[Excerpt from a dataset]
......

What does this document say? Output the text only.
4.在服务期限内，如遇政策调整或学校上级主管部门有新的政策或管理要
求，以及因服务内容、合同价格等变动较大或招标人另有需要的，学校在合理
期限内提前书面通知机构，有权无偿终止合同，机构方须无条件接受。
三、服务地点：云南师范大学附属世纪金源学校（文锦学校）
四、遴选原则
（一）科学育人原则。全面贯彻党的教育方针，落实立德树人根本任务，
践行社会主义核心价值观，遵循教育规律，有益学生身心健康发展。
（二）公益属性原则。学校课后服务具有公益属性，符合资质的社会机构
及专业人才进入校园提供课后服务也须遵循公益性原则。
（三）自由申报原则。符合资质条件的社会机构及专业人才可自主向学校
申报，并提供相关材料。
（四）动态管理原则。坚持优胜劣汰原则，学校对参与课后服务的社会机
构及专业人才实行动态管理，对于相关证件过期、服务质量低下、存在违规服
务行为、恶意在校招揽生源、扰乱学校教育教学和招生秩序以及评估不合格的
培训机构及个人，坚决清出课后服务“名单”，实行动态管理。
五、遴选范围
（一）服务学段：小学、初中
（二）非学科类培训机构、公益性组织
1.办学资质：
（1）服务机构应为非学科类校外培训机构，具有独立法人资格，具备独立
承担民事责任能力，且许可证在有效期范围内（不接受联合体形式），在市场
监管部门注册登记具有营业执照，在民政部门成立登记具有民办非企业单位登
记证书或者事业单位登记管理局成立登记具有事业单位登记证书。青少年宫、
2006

......

The listing above must be transcribed exactly, line by line.

What does this document say? Output the text only.
4.在服务期限内，如遇政策调整或学校上级主管部门有新的政策或管理要
求，以及因服务内容、合同价格等变动较大或招标人另有需要的，学校在合理
期限内提前书面通知机构，有权无偿终止合同，机构方须无条件接受。
三、服务地点：云南师范大学附属世纪金源学校（文锦学校）
四、遴选原则
（一）科学育人原则。全面贯彻党的教育方针，落实立德树人根本任务，
践行社会主义核心价值观，遵循教育规律，有益学生身心健康发展。
（二）公益属性原则。学校课后服务具有公益属性，符合资质的社会机构
及专业人才进入校园提供课后服务也须遵循公益性原则。
（三）自由申报原则。符合资质条件的社会机构及专业人才可自主向学校
申报，并提供相关材料。
（四）动态管理原则。坚持优胜劣汰原则，学校对参与课后服务的社会机
构及专业人才实行动态管理，对于相关证件过期、服务质量低下、存在违规服
务行为、恶意在校招揽生源、扰乱学校教育教学和招生秩序以及评估不合格的
培训机构及个人，坚决清出课后服务“名单”，实行动态管理。
五、遴选范围
（一）服务学段：小学、初中
（二）非学科类培训机构、公益性组织
1.办学资质：
（1）服务机构应为非学科类校外培训机构，具有独立法人资格，具备独立
承担民事责任能力，且许可证在有效期范围内（不接受联合体形式），在市场
监管部门注册登记具有营业执照，在民政部门成立登记具有民办非企业单位登
记证书或者事业单位登记管理局成立登记具有事业单位登记证书。青少年宫、
2006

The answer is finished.